Collection entries
--------------------

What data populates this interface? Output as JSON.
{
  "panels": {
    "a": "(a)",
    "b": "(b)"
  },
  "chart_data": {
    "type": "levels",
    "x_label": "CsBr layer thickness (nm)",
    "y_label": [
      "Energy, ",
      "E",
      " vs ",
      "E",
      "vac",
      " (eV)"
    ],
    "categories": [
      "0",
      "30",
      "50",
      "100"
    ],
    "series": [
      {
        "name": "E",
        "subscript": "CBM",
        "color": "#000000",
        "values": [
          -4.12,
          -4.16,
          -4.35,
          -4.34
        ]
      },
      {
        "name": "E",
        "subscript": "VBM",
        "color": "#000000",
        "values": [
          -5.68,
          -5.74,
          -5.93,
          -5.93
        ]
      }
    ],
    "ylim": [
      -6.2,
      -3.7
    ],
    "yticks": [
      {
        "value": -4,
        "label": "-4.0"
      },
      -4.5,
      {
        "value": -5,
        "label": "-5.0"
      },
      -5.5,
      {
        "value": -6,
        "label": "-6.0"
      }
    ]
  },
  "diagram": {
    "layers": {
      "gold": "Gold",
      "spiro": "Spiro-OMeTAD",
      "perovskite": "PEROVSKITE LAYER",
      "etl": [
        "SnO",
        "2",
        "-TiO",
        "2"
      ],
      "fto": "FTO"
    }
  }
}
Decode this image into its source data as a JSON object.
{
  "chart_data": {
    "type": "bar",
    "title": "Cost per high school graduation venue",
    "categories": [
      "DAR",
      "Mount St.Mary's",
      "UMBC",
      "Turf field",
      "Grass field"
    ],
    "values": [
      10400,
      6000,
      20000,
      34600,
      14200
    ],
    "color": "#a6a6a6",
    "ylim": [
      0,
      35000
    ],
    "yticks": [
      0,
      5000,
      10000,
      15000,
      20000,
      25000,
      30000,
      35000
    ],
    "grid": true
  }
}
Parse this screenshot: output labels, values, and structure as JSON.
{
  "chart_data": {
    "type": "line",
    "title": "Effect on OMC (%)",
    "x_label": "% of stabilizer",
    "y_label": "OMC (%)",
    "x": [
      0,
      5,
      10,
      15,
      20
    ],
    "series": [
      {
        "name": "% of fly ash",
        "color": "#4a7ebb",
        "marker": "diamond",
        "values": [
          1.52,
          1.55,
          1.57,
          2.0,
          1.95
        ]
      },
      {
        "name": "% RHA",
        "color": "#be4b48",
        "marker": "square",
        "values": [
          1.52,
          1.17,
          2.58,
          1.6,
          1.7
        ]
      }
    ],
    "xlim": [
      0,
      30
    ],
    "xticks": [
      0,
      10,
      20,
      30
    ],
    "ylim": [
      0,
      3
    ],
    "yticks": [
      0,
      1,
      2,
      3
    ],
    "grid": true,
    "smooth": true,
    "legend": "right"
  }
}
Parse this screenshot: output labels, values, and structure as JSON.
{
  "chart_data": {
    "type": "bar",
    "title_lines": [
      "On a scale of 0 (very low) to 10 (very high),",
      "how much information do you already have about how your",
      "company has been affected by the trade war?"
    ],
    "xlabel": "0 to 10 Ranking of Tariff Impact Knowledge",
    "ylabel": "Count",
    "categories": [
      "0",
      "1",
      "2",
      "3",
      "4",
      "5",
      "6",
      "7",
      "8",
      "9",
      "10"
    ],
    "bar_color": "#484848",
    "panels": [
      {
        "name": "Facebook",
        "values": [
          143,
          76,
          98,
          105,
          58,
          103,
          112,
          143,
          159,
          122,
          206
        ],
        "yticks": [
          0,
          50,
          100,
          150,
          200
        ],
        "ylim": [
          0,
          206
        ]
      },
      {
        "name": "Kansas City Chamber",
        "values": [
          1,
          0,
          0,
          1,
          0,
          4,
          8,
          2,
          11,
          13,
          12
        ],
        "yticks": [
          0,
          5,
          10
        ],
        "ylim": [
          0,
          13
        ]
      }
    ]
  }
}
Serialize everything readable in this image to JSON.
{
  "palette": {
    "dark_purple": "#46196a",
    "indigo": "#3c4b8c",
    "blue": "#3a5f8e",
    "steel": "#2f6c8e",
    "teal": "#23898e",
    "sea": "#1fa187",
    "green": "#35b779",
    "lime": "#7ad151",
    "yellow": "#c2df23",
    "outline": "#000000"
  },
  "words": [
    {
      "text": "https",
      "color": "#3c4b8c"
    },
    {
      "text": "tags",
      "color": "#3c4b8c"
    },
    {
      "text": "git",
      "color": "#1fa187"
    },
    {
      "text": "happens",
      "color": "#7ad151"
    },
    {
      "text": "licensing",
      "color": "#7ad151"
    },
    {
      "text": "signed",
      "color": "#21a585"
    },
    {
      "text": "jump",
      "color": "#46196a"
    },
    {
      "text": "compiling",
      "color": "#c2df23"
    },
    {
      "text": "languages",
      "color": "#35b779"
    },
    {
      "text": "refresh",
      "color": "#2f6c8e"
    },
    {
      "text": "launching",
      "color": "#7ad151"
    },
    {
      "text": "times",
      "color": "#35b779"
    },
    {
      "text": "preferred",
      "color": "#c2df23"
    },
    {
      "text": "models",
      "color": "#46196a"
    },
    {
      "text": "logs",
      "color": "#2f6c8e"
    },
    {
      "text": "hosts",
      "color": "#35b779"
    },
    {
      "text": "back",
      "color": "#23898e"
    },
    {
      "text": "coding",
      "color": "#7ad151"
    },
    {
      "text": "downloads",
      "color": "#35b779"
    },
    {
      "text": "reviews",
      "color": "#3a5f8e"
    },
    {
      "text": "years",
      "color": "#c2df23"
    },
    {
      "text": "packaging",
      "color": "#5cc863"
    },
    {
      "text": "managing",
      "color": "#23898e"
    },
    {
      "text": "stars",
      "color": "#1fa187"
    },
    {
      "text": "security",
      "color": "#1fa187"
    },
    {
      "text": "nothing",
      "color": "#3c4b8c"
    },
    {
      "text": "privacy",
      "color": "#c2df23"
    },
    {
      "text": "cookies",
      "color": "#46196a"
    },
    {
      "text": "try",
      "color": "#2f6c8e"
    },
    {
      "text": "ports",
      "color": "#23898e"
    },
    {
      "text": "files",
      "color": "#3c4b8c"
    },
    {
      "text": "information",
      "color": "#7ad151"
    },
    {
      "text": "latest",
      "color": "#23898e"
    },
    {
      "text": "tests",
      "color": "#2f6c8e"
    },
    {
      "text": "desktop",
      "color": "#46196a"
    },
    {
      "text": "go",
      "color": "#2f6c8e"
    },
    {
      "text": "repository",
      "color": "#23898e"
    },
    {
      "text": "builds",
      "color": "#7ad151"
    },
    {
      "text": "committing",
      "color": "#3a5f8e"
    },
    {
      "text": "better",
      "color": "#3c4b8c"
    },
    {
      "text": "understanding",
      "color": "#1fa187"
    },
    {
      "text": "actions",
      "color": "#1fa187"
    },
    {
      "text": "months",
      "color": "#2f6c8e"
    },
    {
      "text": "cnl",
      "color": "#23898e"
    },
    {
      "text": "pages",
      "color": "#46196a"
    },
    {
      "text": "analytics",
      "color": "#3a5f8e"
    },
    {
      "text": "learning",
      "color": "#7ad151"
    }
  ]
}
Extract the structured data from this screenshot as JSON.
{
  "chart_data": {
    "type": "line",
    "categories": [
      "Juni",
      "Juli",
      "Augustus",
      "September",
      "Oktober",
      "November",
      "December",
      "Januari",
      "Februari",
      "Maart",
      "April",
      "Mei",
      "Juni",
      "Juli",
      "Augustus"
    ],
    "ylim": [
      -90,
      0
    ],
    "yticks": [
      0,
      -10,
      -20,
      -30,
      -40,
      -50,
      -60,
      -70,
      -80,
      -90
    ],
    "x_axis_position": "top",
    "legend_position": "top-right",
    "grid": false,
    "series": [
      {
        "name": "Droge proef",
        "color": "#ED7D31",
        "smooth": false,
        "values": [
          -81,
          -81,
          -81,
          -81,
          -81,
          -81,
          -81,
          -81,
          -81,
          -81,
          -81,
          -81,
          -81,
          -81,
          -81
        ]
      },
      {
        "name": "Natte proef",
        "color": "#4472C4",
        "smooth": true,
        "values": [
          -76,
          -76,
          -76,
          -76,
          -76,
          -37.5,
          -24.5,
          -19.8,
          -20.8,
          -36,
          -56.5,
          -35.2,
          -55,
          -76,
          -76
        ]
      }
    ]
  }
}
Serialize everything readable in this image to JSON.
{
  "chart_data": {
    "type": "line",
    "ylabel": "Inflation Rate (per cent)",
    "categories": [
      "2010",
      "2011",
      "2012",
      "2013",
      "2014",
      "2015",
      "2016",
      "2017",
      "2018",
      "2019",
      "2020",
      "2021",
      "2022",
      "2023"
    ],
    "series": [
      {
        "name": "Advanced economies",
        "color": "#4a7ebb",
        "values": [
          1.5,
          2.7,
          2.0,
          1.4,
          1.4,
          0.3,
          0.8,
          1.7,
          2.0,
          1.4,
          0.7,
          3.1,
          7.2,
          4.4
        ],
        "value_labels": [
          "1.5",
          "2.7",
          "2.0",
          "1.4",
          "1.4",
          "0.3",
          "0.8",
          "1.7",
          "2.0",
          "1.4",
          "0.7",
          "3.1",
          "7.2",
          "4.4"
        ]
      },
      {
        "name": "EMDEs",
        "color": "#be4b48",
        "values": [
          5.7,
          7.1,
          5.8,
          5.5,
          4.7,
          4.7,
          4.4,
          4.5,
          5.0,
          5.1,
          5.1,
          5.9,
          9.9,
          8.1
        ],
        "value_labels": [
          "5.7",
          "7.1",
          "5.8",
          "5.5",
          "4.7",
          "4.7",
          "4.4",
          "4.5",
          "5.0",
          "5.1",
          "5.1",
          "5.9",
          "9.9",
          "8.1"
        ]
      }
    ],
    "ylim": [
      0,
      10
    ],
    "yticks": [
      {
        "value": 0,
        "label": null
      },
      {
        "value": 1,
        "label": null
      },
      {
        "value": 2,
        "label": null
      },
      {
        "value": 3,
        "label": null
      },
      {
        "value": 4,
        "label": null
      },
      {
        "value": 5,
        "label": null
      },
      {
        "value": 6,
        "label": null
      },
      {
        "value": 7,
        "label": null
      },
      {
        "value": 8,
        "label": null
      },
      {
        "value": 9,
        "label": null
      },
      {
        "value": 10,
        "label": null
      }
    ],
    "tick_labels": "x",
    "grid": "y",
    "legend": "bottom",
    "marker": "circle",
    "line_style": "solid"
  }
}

--------------------

*What the exercise asks*
Copy each line of the listing in which the word "grid" can be found.

*Result*
    "grid": true
    "grid": true,
    "grid": false,
    "grid": "y",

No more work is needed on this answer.